— begin Record set —

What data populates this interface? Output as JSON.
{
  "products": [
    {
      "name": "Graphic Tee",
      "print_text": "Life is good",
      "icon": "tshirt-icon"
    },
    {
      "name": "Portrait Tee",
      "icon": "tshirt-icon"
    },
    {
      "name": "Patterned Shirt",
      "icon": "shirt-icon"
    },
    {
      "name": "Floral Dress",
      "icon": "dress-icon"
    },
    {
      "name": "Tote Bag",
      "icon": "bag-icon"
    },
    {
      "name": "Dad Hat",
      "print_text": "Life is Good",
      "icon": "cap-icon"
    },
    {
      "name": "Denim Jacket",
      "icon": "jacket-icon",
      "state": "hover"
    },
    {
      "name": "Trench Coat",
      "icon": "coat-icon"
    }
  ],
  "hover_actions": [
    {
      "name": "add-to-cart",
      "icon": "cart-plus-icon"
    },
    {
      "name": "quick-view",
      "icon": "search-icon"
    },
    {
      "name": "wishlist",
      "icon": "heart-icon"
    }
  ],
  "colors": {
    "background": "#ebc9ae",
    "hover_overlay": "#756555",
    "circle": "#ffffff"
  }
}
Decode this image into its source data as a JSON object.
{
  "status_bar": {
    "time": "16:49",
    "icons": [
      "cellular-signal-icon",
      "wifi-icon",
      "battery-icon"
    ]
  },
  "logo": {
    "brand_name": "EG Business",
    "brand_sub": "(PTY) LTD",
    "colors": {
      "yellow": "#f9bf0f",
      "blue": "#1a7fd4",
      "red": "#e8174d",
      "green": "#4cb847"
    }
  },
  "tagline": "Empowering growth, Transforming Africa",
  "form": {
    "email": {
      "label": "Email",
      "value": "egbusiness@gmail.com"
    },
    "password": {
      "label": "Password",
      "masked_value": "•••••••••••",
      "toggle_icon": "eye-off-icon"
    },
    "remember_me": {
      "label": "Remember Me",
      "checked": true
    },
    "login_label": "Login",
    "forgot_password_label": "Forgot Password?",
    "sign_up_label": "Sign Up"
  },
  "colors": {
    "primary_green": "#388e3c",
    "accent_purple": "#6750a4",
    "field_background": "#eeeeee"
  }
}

— end Record set —

- [Work instructions] Write out the full set of records exactly as given.

- [Complete response]
What data populates this interface? Output as JSON.
{
  "products": [
    {
      "name": "Graphic Tee",
      "print_text": "Life is good",
      "icon": "tshirt-icon"
    },
    {
      "name": "Portrait Tee",
      "icon": "tshirt-icon"
    },
    {
      "name": "Patterned Shirt",
      "icon": "shirt-icon"
    },
    {
      "name": "Floral Dress",
      "icon": "dress-icon"
    },
    {
      "name": "Tote Bag",
      "icon": "bag-icon"
    },
    {
      "name": "Dad Hat",
      "print_text": "Life is Good",
      "icon": "cap-icon"
    },
    {
      "name": "Denim Jacket",
      "icon": "jacket-icon",
      "state": "hover"
    },
    {
      "name": "Trench Coat",
      "icon": "coat-icon"
    }
  ],
  "hover_actions": [
    {
      "name": "add-to-cart",
      "icon": "cart-plus-icon"
    },
    {
      "name": "quick-view",
      "icon": "search-icon"
    },
    {
      "name": "wishlist",
      "icon": "heart-icon"
    }
  ],
  "colors": {
    "background": "#ebc9ae",
    "hover_overlay": "#756555",
    "circle": "#ffffff"
  }
}
Decode this image into its source data as a JSON object.
{
  "status_bar": {
    "time": "16:49",
    "icons": [
      "cellular-signal-icon",
      "wifi-icon",
      "battery-icon"
    ]
  },
  "logo": {
    "brand_name": "EG Business",
    "brand_sub": "(PTY) LTD",
    "colors": {
      "yellow": "#f9bf0f",
      "blue": "#1a7fd4",
      "red": "#e8174d",
      "green": "#4cb847"
    }
  },
  "tagline": "Empowering growth, Transforming Africa",
  "form": {
    "email": {
      "label": "Email",
      "value": "egbusiness@gmail.com"
    },
    "password": {
      "label": "Password",
      "masked_value": "•••••••••••",
      "toggle_icon": "eye-off-icon"
    },
    "remember_me": {
      "label": "Remember Me",
      "checked": true
    },
    "login_label": "Login",
    "forgot_password_label": "Forgot Password?",
    "sign_up_label": "Sign Up"
  },
  "colors": {
    "primary_green": "#388e3c",
    "accent_purple": "#6750a4",
    "field_background": "#eeeeee"
  }
}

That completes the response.